Stored records:
#####
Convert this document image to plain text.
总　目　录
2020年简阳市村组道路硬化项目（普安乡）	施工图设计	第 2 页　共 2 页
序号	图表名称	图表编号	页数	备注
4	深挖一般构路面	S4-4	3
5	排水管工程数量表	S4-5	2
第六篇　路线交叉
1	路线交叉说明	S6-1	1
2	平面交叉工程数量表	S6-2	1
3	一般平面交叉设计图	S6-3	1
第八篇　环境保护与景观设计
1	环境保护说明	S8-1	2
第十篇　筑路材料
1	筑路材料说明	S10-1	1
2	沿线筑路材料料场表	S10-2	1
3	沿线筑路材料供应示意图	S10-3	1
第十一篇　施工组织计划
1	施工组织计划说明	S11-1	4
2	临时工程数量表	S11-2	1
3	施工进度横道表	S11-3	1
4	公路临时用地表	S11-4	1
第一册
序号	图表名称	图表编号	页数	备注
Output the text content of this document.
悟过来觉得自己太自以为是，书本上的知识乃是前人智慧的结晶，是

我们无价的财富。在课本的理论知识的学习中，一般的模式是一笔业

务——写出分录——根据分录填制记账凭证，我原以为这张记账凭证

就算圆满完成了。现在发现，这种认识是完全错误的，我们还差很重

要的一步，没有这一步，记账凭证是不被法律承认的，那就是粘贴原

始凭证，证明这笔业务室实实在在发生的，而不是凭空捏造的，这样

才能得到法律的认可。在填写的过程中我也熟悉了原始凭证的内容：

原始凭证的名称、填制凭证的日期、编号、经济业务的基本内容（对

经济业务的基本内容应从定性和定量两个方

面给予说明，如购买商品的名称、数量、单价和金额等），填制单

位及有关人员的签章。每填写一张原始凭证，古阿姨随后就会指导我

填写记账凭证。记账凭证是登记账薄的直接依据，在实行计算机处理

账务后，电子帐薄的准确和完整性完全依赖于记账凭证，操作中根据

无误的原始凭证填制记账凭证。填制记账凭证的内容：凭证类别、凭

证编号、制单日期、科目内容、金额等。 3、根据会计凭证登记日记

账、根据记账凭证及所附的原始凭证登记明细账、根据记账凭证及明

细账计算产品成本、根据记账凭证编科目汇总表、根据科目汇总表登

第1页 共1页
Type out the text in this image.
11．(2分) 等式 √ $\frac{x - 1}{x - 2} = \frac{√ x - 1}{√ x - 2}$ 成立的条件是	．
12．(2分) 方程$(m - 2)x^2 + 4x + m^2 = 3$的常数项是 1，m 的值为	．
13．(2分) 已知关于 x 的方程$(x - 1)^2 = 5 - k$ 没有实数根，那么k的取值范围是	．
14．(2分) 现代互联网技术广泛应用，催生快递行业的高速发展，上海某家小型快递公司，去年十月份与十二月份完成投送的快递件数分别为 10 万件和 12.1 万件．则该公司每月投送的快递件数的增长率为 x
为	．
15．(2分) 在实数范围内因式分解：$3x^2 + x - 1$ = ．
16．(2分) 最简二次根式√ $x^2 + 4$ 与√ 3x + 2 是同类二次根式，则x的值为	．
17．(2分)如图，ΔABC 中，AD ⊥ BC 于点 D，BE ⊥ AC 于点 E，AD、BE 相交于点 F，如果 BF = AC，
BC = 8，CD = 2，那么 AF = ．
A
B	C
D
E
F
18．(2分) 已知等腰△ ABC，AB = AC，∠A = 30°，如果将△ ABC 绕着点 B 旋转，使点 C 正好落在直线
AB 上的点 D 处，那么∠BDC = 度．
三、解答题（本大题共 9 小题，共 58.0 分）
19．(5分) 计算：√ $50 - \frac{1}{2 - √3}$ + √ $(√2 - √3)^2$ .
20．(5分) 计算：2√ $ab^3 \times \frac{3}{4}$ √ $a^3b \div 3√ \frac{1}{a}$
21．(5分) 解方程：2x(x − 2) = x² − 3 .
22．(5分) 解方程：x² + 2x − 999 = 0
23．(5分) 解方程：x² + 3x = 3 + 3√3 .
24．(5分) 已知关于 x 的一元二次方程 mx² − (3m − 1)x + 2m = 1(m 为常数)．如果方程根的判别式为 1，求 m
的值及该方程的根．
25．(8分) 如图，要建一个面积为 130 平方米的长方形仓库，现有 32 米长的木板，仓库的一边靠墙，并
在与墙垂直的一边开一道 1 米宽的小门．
#####
Work to be completed:
Read through the entries and copy each line in which "已知关于" appears.

Written answer:
13．(2分) 已知关于 x 的方程$(x - 1)^2 = 5 - k$ 没有实数根，那么k的取值范围是	．
24．(5分) 已知关于 x 的一元二次方程 mx² − (3m − 1)x + 2m = 1(m 为常数)．如果方程根的判别式为 1，求 m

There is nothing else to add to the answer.